[Begin Supplied material]

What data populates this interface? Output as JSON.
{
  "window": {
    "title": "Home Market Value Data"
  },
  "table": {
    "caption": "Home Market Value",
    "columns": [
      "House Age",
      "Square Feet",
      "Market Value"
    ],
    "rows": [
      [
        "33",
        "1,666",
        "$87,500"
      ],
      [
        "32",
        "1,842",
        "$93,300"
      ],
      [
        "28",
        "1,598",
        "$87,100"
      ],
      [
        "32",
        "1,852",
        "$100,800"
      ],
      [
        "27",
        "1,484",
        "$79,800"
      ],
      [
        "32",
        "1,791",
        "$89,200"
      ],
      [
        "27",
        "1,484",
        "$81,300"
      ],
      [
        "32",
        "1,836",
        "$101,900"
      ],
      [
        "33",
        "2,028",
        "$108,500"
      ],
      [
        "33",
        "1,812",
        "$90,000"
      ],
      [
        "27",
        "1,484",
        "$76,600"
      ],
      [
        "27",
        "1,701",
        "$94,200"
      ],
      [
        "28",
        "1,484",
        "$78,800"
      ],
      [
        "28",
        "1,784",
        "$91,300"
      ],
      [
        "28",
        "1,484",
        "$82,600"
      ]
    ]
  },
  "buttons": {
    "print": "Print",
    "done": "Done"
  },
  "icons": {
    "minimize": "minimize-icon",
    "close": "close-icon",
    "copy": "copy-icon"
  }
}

[End Supplied material]
[Begin Supplied material]

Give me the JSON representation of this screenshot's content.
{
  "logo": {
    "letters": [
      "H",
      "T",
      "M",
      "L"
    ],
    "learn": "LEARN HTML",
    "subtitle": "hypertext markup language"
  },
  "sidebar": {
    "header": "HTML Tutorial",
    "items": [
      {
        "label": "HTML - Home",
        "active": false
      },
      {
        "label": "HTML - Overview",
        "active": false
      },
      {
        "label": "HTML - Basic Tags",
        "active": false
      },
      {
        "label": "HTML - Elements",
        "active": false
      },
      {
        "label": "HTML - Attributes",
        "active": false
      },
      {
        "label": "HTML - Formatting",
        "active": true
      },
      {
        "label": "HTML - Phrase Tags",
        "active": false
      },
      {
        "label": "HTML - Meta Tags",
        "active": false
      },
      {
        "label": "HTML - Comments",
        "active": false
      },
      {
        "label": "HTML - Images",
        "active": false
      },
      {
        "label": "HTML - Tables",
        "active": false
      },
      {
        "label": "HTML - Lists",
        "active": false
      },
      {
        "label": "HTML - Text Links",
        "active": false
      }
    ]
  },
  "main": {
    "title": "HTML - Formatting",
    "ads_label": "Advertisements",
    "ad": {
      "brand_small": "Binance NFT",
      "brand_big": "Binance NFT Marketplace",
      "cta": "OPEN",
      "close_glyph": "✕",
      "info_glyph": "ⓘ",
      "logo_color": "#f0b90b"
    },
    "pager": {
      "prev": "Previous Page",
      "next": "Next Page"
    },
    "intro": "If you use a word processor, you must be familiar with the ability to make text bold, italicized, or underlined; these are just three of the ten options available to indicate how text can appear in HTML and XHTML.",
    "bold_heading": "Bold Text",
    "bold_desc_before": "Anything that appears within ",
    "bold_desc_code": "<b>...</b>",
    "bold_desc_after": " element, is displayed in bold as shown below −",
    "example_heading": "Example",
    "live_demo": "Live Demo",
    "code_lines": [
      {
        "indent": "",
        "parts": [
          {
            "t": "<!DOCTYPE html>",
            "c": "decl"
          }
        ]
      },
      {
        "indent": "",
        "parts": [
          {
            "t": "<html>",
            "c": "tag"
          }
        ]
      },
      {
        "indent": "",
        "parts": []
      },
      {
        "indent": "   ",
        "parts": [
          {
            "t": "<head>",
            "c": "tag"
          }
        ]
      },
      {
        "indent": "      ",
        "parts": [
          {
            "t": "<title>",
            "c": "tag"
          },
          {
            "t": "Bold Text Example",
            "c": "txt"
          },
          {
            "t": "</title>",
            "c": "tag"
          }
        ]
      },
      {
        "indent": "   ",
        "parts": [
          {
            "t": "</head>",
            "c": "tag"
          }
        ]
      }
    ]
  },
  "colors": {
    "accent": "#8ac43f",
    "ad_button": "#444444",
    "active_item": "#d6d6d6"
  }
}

[End Supplied material]

Select from the material above each line in which the string "Binance" appears, and list those lines.

Reply to the task:
      "brand_small": "Binance NFT",
      "brand_big": "Binance NFT Marketplace",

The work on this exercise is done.